● **YOUR INSTRUCTIONS**
Copy out each line featuring the string "本小题满分" from the entries beneath.

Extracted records

* * * *

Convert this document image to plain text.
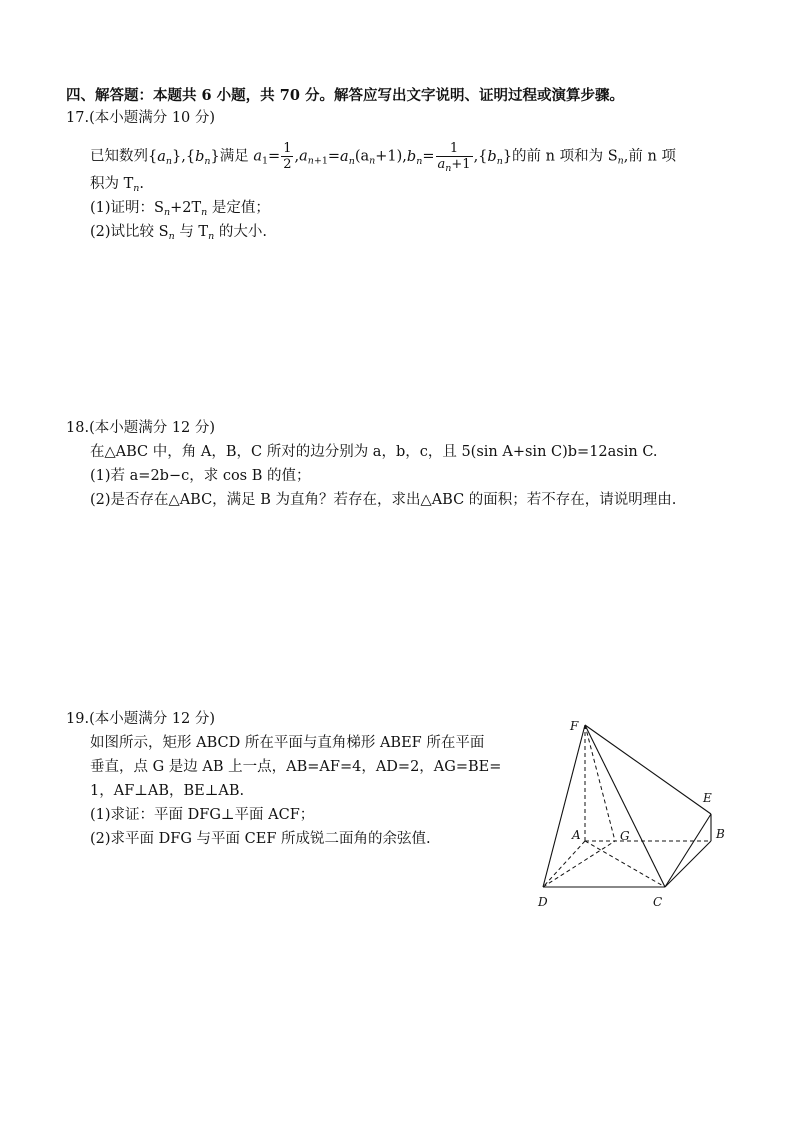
四、解答题：本题共 6 小题，共 70 分。解答应写出文字说明、证明过程或演算步骤。
17.(本小题满分 10 分)
已知数列$\{a_n\},\{b_n\}$满足 $a_1= \frac{1}{2} ,a_{n+1}=a_n(a_n+1),b_n= \frac{1}{a_n+1} ,\{b_n\}$的前 n 项和为 $S_n$,前 n 项
积为 $T_n$.
(1)证明：$S_n+2T_n$ 是定值；
(2)试比较 $S_n$ 与 $T_n$ 的大小.
18.(本小题满分 12 分)
在△ABC 中，角 A，B，C 所对的边分别为 a，b，c，且 5(sin A+sin C)b=12asin C.
(1)若 a=2b−c，求 cos B 的值；
(2)是否存在△ABC，满足 B 为直角？若存在，求出△ABC 的面积；若不存在，请说明理由.
19.(本小题满分 12 分)
如图所示，矩形 ABCD 所在平面与直角梯形 ABEF 所在平面
垂直，点 G 是边 AB 上一点，AB=AF=4，AD=2，AG=BE=
1，AF⊥AB，BE⊥AB.
(1)求证：平面 DFG⊥平面 ACF；
(2)求平面 DFG 与平面 CEF 所成锐二面角的余弦值.
F
E
A	G	B
D	C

* * * *

● **EXERCISE SOLUTION**
17.(本小题满分 10 分)
18.(本小题满分 12 分)
19.(本小题满分 12 分)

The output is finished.